Copy every line of the data below that contains the string "series", matching case exactly.

» Available records
[Start]

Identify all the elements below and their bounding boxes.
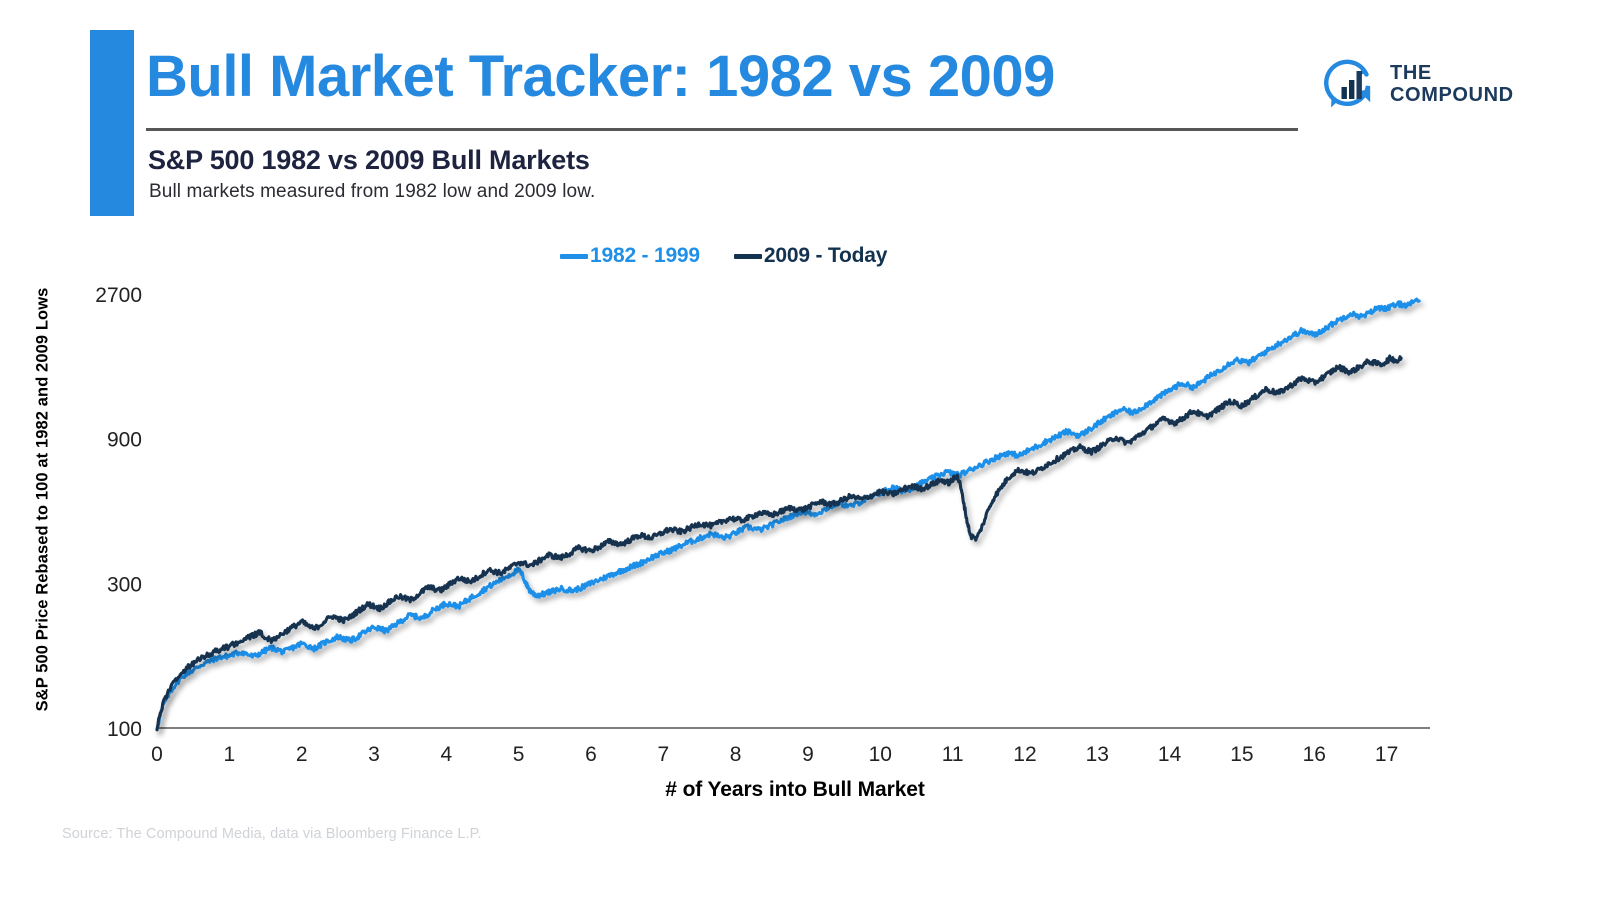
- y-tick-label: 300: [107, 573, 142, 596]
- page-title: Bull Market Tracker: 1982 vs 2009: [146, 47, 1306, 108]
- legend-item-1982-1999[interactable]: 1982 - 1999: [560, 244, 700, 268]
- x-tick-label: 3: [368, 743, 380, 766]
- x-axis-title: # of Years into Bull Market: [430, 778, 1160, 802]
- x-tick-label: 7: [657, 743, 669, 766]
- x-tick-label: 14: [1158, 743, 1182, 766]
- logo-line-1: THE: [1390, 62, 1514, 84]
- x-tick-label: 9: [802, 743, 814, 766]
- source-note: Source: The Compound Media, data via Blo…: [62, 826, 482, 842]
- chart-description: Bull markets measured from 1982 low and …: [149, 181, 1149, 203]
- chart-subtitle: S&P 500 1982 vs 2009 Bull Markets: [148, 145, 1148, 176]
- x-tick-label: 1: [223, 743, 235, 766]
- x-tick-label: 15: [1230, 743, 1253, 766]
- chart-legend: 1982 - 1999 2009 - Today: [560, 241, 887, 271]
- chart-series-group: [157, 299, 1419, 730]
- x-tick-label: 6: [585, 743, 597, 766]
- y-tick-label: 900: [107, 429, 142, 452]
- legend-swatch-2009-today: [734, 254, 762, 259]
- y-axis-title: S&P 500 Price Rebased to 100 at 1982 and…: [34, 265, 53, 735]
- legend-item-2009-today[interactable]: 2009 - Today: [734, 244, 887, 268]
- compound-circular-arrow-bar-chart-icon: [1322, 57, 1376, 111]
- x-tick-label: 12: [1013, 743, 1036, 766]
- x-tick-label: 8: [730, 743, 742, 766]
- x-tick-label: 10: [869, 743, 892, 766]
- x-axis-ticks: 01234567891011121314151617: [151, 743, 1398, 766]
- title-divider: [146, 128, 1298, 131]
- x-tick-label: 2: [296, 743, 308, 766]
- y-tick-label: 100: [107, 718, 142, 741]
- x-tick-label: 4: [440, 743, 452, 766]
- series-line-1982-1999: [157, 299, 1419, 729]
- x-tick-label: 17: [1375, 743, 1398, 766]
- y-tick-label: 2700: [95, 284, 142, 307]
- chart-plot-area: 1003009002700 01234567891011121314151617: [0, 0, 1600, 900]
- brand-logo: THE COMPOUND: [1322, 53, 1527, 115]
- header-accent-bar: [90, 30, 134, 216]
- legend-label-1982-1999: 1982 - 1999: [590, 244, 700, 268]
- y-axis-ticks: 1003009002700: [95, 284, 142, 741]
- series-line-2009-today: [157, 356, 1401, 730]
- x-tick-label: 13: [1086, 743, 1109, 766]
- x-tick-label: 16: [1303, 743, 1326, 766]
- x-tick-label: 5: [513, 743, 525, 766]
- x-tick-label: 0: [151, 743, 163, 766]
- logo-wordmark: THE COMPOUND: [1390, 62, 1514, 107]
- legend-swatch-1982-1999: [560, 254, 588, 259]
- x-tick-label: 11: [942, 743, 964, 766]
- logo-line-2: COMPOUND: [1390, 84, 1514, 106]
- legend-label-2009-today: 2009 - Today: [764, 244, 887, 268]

[End]
[Start]

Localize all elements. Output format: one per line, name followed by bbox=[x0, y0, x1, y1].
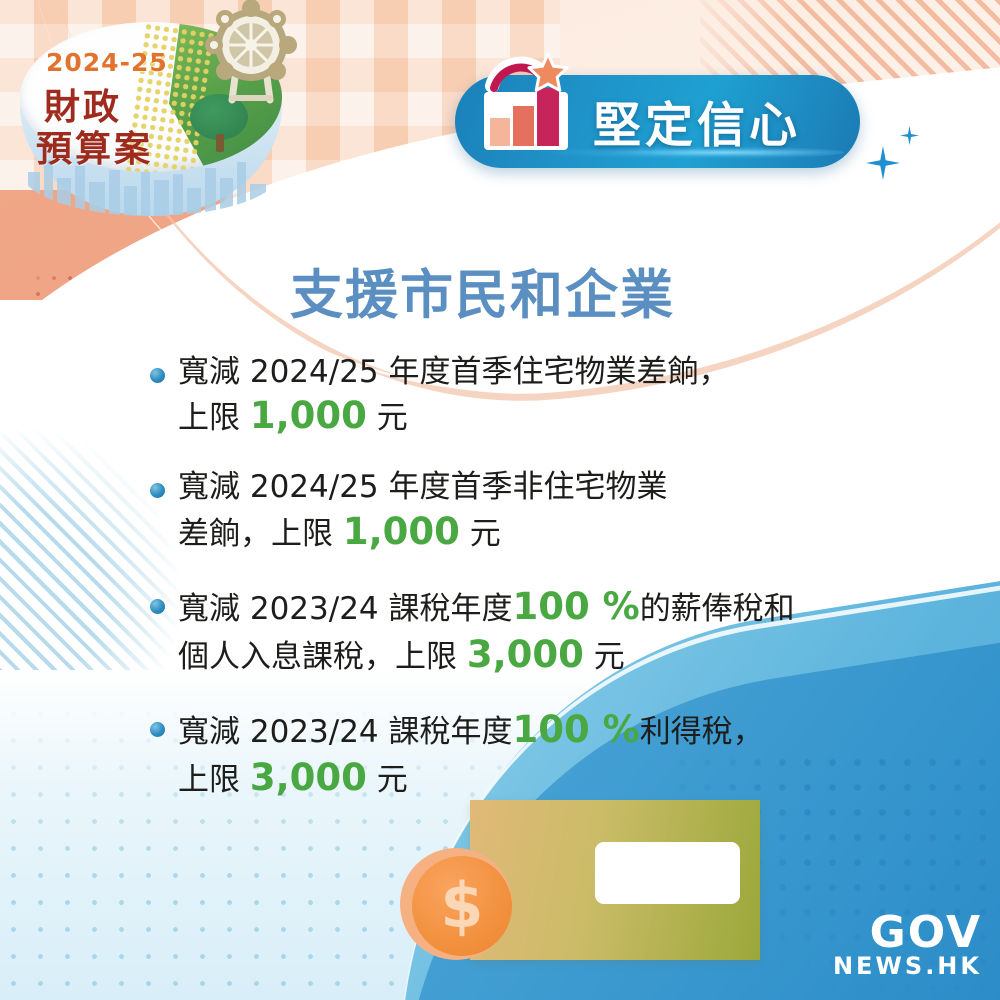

[End]

» Solution for this exercise
- chart-series-group: [157, 299, 1419, 730]
- series-line-1982-1999: [157, 299, 1419, 729]
- series-line-2009-today: [157, 356, 1401, 730]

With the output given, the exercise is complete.